Your instructions: Which lines in the material below contain the word "Chicken"? Copy each of them.

Data excerpts:
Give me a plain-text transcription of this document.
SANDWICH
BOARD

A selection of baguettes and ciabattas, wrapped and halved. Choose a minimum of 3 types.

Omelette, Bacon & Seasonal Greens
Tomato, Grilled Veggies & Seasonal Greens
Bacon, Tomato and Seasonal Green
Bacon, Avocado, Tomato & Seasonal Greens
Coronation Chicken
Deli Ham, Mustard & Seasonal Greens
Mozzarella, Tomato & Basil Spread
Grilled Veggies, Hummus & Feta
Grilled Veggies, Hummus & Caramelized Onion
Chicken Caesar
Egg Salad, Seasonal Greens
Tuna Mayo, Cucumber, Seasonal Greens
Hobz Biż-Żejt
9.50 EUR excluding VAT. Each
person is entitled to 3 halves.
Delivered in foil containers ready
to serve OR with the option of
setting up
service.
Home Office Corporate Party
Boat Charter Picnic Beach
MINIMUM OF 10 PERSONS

Answer for the task:
Coronation Chicken
Chicken Caesar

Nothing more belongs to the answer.